**REQUIREMENT**
From the entries below, copy every line that holds the word "document".

---- RECORDS SUPPLIED

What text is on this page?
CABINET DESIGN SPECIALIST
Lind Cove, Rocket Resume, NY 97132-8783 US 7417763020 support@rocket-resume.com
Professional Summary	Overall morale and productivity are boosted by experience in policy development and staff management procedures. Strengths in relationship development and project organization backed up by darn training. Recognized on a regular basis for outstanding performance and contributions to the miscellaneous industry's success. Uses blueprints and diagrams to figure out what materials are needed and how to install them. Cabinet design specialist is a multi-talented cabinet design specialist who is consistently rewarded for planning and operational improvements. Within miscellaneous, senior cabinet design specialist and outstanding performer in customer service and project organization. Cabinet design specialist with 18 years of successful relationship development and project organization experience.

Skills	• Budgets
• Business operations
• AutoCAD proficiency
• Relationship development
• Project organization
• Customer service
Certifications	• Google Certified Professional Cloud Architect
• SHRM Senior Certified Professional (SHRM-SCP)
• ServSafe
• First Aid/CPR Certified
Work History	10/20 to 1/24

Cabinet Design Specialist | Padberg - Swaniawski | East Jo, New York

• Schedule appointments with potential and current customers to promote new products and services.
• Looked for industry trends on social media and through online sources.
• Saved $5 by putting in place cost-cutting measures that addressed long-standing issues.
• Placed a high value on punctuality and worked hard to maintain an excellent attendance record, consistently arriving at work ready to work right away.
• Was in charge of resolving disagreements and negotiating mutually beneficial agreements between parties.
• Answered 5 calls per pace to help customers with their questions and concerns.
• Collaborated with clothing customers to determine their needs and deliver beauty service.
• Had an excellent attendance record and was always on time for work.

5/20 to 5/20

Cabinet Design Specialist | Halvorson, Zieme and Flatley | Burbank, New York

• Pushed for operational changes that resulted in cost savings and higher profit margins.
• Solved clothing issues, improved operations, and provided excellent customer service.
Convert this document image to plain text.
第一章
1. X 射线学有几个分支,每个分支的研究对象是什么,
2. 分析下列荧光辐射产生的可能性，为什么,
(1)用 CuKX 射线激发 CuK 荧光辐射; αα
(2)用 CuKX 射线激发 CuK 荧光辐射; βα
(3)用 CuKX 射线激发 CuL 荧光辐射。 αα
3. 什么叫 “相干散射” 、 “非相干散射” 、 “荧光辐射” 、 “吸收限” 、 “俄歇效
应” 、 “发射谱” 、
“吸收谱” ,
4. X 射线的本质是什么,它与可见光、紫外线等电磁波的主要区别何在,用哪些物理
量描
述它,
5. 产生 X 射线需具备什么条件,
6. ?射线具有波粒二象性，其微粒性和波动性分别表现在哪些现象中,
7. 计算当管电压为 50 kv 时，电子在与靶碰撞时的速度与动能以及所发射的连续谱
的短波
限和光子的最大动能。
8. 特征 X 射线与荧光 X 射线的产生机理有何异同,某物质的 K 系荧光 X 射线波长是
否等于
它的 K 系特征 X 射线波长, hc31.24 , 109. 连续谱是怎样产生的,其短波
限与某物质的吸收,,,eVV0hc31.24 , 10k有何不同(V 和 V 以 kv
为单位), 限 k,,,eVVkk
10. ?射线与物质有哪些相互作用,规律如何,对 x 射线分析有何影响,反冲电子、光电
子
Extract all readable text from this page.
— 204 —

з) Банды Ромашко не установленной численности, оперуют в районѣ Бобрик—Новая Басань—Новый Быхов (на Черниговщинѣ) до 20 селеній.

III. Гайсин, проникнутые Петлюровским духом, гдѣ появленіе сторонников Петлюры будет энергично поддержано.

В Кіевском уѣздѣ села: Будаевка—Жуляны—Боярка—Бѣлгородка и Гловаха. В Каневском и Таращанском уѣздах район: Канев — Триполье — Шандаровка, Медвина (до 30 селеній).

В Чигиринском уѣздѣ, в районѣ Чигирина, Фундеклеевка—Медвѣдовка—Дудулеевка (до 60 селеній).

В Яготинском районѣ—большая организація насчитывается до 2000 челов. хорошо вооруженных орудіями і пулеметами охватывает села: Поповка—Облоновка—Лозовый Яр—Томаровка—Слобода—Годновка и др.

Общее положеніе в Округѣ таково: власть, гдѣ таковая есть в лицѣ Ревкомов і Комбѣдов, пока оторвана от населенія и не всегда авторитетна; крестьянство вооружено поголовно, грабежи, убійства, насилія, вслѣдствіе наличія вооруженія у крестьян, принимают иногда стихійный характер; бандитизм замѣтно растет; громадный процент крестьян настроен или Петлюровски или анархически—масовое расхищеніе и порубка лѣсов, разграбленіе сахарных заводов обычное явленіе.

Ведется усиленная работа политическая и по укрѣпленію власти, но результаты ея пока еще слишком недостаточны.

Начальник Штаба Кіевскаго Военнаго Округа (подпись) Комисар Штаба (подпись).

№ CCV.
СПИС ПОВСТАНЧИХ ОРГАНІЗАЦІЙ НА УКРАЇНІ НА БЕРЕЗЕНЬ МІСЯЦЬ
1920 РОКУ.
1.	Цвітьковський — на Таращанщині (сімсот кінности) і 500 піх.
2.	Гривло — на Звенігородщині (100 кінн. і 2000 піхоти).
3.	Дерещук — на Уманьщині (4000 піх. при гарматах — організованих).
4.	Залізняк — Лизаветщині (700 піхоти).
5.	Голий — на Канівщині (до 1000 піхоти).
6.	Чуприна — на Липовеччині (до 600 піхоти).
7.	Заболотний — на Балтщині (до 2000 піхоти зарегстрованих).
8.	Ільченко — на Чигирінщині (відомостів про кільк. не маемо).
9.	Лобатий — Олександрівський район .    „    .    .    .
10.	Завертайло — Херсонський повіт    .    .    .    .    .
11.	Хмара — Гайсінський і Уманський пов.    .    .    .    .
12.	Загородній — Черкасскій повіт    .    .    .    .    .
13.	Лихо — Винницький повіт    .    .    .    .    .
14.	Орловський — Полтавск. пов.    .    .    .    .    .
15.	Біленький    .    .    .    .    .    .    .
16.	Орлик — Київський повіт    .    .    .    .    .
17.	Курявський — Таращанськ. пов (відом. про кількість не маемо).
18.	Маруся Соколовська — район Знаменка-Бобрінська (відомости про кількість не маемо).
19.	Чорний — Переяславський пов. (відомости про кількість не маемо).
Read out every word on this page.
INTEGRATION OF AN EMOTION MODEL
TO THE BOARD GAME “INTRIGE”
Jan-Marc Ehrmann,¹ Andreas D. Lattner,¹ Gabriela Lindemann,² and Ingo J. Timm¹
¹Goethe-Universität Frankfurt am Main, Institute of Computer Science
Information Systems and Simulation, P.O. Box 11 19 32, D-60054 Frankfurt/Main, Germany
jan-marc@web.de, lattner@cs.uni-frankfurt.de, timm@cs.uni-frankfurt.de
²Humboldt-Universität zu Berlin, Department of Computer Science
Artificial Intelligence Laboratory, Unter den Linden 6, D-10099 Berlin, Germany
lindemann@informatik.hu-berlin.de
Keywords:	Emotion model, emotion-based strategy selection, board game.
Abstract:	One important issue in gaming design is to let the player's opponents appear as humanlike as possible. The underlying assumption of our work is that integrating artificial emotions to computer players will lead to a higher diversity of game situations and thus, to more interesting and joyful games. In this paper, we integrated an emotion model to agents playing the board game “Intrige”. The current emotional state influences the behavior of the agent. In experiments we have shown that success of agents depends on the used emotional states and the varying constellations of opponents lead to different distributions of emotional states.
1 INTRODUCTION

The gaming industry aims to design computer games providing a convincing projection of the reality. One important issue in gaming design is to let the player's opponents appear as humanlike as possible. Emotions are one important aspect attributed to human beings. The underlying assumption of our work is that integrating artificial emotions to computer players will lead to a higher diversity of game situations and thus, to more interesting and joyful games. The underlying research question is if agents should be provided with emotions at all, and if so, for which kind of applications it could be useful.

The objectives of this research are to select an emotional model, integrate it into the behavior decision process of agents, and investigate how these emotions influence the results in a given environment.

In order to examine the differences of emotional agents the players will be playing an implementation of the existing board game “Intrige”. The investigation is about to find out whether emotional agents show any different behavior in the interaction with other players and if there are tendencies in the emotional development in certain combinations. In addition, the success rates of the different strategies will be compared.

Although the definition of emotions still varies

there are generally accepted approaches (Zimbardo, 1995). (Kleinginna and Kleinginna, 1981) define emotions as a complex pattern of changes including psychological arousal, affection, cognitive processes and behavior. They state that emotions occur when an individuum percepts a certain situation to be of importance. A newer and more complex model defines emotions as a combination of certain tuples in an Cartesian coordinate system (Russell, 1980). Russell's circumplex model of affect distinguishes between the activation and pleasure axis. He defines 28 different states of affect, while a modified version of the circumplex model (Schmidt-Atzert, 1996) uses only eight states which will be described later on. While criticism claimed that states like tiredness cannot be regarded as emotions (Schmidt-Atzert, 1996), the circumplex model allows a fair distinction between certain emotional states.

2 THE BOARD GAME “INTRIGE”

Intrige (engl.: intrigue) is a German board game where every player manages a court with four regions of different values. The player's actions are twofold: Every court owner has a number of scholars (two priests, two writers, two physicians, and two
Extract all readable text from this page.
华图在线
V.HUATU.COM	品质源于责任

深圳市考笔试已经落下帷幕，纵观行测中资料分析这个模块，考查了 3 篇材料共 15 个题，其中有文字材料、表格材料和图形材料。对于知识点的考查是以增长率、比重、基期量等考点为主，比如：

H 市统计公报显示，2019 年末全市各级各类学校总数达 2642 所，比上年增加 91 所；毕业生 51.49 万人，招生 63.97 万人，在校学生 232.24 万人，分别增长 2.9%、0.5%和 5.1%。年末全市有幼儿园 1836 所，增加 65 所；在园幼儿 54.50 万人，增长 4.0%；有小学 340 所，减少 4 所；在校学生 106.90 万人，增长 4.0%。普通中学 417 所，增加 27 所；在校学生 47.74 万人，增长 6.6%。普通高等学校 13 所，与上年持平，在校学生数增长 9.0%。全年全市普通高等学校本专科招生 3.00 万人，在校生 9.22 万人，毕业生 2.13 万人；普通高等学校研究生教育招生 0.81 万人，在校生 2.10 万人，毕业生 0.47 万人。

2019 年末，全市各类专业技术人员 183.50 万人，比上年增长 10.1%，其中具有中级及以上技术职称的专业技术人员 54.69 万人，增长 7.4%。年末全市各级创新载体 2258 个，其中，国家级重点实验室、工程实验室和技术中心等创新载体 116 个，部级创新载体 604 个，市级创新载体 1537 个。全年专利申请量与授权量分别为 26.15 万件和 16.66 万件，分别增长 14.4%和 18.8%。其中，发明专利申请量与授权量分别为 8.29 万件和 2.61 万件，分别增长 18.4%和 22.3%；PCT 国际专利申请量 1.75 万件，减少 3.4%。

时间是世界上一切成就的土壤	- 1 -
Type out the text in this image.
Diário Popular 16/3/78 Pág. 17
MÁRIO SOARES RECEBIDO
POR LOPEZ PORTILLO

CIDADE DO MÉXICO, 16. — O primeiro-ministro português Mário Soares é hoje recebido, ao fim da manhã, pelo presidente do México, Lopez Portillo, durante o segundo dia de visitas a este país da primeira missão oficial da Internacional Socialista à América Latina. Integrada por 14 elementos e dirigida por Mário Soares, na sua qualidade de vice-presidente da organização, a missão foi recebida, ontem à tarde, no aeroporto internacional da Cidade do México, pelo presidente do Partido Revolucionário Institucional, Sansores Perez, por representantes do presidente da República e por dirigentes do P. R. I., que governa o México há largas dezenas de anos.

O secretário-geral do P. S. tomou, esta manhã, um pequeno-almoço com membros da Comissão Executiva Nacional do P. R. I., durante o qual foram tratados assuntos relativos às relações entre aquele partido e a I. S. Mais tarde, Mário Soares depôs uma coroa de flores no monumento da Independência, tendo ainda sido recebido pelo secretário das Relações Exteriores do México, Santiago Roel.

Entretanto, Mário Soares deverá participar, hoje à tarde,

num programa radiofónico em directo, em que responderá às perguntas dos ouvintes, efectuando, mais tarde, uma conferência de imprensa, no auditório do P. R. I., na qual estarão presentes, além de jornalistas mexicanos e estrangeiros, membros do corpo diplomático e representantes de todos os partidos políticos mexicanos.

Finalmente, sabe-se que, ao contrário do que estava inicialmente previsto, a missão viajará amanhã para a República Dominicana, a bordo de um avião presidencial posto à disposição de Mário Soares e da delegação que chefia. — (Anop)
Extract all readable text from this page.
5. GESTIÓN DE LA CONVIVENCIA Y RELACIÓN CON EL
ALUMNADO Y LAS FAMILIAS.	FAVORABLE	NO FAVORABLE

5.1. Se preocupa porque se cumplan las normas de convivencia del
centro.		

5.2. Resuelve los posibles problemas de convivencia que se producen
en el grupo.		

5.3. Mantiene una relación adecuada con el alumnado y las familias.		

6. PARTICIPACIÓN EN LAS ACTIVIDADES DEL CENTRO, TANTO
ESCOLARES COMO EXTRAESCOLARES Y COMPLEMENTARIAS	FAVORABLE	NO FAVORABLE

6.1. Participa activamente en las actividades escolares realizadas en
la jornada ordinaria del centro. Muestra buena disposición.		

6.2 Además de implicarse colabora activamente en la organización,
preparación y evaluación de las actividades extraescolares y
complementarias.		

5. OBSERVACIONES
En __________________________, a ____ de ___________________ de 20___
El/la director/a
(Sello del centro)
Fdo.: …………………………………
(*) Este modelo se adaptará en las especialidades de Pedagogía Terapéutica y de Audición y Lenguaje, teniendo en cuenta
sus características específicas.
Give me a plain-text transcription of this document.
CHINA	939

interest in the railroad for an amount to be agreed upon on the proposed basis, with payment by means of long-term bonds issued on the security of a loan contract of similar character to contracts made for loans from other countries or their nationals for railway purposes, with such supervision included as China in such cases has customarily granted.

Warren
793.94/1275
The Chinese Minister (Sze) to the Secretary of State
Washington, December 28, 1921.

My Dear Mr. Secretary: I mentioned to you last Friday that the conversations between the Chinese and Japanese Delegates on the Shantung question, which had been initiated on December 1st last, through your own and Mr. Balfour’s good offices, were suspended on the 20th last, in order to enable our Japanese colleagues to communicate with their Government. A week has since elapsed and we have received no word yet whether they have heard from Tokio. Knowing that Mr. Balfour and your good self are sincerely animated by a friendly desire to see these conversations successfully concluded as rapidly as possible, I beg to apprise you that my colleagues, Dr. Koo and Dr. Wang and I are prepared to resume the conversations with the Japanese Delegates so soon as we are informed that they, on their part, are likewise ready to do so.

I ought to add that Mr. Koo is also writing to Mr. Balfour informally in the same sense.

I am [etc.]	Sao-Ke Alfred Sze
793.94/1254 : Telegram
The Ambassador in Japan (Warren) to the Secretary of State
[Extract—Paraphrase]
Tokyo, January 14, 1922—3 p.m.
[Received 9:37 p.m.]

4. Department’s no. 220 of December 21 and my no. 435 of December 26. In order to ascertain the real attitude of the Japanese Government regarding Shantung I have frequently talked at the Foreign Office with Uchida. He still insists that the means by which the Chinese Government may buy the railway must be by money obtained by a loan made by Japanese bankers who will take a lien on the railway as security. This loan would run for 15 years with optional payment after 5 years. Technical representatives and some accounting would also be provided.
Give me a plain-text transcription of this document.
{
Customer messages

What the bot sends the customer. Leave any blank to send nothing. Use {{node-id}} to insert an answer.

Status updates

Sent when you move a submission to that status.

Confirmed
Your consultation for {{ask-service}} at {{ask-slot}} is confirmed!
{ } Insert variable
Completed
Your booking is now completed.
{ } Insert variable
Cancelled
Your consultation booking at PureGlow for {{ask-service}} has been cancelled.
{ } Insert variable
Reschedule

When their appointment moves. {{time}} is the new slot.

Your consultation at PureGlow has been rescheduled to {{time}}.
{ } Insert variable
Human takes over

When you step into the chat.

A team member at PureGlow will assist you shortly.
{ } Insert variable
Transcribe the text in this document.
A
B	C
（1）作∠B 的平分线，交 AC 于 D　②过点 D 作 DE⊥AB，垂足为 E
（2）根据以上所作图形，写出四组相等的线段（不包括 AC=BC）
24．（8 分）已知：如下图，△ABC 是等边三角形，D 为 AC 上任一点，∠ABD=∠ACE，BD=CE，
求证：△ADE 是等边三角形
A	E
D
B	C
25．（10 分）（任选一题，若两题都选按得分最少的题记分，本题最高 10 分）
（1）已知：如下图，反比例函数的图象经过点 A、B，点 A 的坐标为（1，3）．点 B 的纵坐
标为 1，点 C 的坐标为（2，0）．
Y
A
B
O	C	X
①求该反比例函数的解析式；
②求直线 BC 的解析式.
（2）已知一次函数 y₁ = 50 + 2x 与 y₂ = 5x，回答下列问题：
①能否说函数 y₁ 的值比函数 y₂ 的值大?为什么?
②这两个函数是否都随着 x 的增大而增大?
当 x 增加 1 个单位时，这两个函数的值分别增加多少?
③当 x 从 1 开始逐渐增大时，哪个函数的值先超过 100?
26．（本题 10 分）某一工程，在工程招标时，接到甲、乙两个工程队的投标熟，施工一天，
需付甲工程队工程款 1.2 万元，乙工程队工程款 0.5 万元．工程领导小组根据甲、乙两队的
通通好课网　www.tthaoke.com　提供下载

--------

**RESULT OF THIS TASK**
Convert this document image to plain text.
Give me a plain-text transcription of this document.
Give me a plain-text transcription of this document.
Transcribe the text in this document.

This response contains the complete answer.